- REQUEST
Reproduce every record below exactly as it appears.

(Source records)
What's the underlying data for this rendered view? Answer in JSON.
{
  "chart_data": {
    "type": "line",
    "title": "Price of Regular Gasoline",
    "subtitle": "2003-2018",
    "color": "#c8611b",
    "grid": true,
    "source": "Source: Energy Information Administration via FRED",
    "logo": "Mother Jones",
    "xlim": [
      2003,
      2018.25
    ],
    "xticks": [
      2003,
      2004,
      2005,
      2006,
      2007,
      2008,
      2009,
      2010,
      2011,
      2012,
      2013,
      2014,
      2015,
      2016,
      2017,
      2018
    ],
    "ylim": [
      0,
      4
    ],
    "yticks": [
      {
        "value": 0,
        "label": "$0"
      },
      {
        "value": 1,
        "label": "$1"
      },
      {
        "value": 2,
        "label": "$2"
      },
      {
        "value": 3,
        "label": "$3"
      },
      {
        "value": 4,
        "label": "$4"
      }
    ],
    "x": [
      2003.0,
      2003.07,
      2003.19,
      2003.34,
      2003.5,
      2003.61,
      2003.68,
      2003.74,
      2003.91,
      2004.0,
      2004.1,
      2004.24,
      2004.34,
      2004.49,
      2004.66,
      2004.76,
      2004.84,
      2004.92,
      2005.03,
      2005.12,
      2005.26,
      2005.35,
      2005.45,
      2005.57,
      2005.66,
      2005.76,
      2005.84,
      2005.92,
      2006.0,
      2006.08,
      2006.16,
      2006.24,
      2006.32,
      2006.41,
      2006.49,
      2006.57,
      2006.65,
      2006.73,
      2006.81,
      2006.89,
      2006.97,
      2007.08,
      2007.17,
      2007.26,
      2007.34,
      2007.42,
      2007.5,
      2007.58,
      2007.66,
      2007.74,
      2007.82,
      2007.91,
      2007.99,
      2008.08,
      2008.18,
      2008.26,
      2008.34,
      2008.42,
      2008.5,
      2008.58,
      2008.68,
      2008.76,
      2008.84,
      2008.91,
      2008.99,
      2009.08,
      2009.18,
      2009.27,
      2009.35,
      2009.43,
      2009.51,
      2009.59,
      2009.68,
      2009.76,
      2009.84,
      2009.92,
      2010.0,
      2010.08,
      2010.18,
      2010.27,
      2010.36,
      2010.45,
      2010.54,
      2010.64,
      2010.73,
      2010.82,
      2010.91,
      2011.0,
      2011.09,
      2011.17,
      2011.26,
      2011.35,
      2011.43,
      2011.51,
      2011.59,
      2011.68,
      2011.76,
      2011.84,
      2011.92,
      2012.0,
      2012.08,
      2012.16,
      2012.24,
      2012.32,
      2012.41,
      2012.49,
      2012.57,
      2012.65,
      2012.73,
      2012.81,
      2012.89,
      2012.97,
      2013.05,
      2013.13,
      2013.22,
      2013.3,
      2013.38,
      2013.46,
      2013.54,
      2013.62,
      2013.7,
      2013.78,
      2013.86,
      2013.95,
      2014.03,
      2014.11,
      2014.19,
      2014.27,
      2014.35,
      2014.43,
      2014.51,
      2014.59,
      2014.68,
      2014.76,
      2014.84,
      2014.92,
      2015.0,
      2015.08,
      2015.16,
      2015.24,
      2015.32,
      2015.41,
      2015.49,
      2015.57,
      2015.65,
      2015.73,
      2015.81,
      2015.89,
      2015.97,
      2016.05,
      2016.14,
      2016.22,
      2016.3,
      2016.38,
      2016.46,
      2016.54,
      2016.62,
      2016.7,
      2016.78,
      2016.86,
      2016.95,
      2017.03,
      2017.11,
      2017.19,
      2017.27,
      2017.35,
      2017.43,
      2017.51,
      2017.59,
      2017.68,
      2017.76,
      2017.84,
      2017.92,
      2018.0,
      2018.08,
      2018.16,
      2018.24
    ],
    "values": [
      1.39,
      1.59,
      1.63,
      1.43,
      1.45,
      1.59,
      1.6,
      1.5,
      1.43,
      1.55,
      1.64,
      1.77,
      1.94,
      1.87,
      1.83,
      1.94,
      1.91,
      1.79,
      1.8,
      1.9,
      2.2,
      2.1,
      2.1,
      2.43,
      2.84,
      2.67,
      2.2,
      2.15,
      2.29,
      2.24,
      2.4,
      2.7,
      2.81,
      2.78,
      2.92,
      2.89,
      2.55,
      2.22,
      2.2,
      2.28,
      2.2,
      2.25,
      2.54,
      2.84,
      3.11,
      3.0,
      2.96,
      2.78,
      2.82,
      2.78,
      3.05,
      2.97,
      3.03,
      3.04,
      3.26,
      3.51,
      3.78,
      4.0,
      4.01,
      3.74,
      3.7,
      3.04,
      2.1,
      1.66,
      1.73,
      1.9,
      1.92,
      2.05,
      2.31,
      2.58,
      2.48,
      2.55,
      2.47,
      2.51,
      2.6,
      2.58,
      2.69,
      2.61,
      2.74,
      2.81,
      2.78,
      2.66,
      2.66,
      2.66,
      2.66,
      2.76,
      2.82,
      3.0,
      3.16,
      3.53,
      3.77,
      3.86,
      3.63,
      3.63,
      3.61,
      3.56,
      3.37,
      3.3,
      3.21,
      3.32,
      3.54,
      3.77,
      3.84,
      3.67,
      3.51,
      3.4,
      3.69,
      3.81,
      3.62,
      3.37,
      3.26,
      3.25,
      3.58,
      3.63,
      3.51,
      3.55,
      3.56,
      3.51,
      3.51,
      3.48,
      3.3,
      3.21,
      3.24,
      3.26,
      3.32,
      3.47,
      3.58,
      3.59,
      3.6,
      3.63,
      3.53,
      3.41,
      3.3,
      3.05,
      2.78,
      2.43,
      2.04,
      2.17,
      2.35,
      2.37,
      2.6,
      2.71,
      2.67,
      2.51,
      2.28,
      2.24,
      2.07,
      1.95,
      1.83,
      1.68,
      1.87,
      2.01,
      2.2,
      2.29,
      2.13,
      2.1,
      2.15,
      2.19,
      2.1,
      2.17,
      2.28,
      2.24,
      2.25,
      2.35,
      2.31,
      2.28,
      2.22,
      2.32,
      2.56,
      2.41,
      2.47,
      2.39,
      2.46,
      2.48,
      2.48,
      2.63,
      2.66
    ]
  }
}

- TASK ANSWER
What's the underlying data for this rendered view? Answer in JSON.
{
  "chart_data": {
    "type": "line",
    "title": "Price of Regular Gasoline",
    "subtitle": "2003-2018",
    "color": "#c8611b",
    "grid": true,
    "source": "Source: Energy Information Administration via FRED",
    "logo": "Mother Jones",
    "xlim": [
      2003,
      2018.25
    ],
    "xticks": [
      2003,
      2004,
      2005,
      2006,
      2007,
      2008,
      2009,
      2010,
      2011,
      2012,
      2013,
      2014,
      2015,
      2016,
      2017,
      2018
    ],
    "ylim": [
      0,
      4
    ],
    "yticks": [
      {
        "value": 0,
        "label": "$0"
      },
      {
        "value": 1,
        "label": "$1"
      },
      {
        "value": 2,
        "label": "$2"
      },
      {
        "value": 3,
        "label": "$3"
      },
      {
        "value": 4,
        "label": "$4"
      }
    ],
    "x": [
      2003.0,
      2003.07,
      2003.19,
      2003.34,
      2003.5,
      2003.61,
      2003.68,
      2003.74,
      2003.91,
      2004.0,
      2004.1,
      2004.24,
      2004.34,
      2004.49,
      2004.66,
      2004.76,
      2004.84,
      2004.92,
      2005.03,
      2005.12,
      2005.26,
      2005.35,
      2005.45,
      2005.57,
      2005.66,
      2005.76,
      2005.84,
      2005.92,
      2006.0,
      2006.08,
      2006.16,
      2006.24,
      2006.32,
      2006.41,
      2006.49,
      2006.57,
      2006.65,
      2006.73,
      2006.81,
      2006.89,
      2006.97,
      2007.08,
      2007.17,
      2007.26,
      2007.34,
      2007.42,
      2007.5,
      2007.58,
      2007.66,
      2007.74,
      2007.82,
      2007.91,
      2007.99,
      2008.08,
      2008.18,
      2008.26,
      2008.34,
      2008.42,
      2008.5,
      2008.58,
      2008.68,
      2008.76,
      2008.84,
      2008.91,
      2008.99,
      2009.08,
      2009.18,
      2009.27,
      2009.35,
      2009.43,
      2009.51,
      2009.59,
      2009.68,
      2009.76,
      2009.84,
      2009.92,
      2010.0,
      2010.08,
      2010.18,
      2010.27,
      2010.36,
      2010.45,
      2010.54,
      2010.64,
      2010.73,
      2010.82,
      2010.91,
      2011.0,
      2011.09,
      2011.17,
      2011.26,
      2011.35,
      2011.43,
      2011.51,
      2011.59,
      2011.68,
      2011.76,
      2011.84,
      2011.92,
      2012.0,
      2012.08,
      2012.16,
      2012.24,
      2012.32,
      2012.41,
      2012.49,
      2012.57,
      2012.65,
      2012.73,
      2012.81,
      2012.89,
      2012.97,
      2013.05,
      2013.13,
      2013.22,
      2013.3,
      2013.38,
      2013.46,
      2013.54,
      2013.62,
      2013.7,
      2013.78,
      2013.86,
      2013.95,
      2014.03,
      2014.11,
      2014.19,
      2014.27,
      2014.35,
      2014.43,
      2014.51,
      2014.59,
      2014.68,
      2014.76,
      2014.84,
      2014.92,
      2015.0,
      2015.08,
      2015.16,
      2015.24,
      2015.32,
      2015.41,
      2015.49,
      2015.57,
      2015.65,
      2015.73,
      2015.81,
      2015.89,
      2015.97,
      2016.05,
      2016.14,
      2016.22,
      2016.3,
      2016.38,
      2016.46,
      2016.54,
      2016.62,
      2016.7,
      2016.78,
      2016.86,
      2016.95,
      2017.03,
      2017.11,
      2017.19,
      2017.27,
      2017.35,
      2017.43,
      2017.51,
      2017.59,
      2017.68,
      2017.76,
      2017.84,
      2017.92,
      2018.0,
      2018.08,
      2018.16,
      2018.24
    ],
    "values": [
      1.39,
      1.59,
      1.63,
      1.43,
      1.45,
      1.59,
      1.6,
      1.5,
      1.43,
      1.55,
      1.64,
      1.77,
      1.94,
      1.87,
      1.83,
      1.94,
      1.91,
      1.79,
      1.8,
      1.9,
      2.2,
      2.1,
      2.1,
      2.43,
      2.84,
      2.67,
      2.2,
      2.15,
      2.29,
      2.24,
      2.4,
      2.7,
      2.81,
      2.78,
      2.92,
      2.89,
      2.55,
      2.22,
      2.2,
      2.28,
      2.2,
      2.25,
      2.54,
      2.84,
      3.11,
      3.0,
      2.96,
      2.78,
      2.82,
      2.78,
      3.05,
      2.97,
      3.03,
      3.04,
      3.26,
      3.51,
      3.78,
      4.0,
      4.01,
      3.74,
      3.7,
      3.04,
      2.1,
      1.66,
      1.73,
      1.9,
      1.92,
      2.05,
      2.31,
      2.58,
      2.48,
      2.55,
      2.47,
      2.51,
      2.6,
      2.58,
      2.69,
      2.61,
      2.74,
      2.81,
      2.78,
      2.66,
      2.66,
      2.66,
      2.66,
      2.76,
      2.82,
      3.0,
      3.16,
      3.53,
      3.77,
      3.86,
      3.63,
      3.63,
      3.61,
      3.56,
      3.37,
      3.3,
      3.21,
      3.32,
      3.54,
      3.77,
      3.84,
      3.67,
      3.51,
      3.4,
      3.69,
      3.81,
      3.62,
      3.37,
      3.26,
      3.25,
      3.58,
      3.63,
      3.51,
      3.55,
      3.56,
      3.51,
      3.51,
      3.48,
      3.3,
      3.21,
      3.24,
      3.26,
      3.32,
      3.47,
      3.58,
      3.59,
      3.6,
      3.63,
      3.53,
      3.41,
      3.3,
      3.05,
      2.78,
      2.43,
      2.04,
      2.17,
      2.35,
      2.37,
      2.6,
      2.71,
      2.67,
      2.51,
      2.28,
      2.24,
      2.07,
      1.95,
      1.83,
      1.68,
      1.87,
      2.01,
      2.2,
      2.29,
      2.13,
      2.1,
      2.15,
      2.19,
      2.1,
      2.17,
      2.28,
      2.24,
      2.25,
      2.35,
      2.31,
      2.28,
      2.22,
      2.32,
      2.56,
      2.41,
      2.47,
      2.39,
      2.46,
      2.48,
      2.48,
      2.63,
      2.66
    ]
  }
}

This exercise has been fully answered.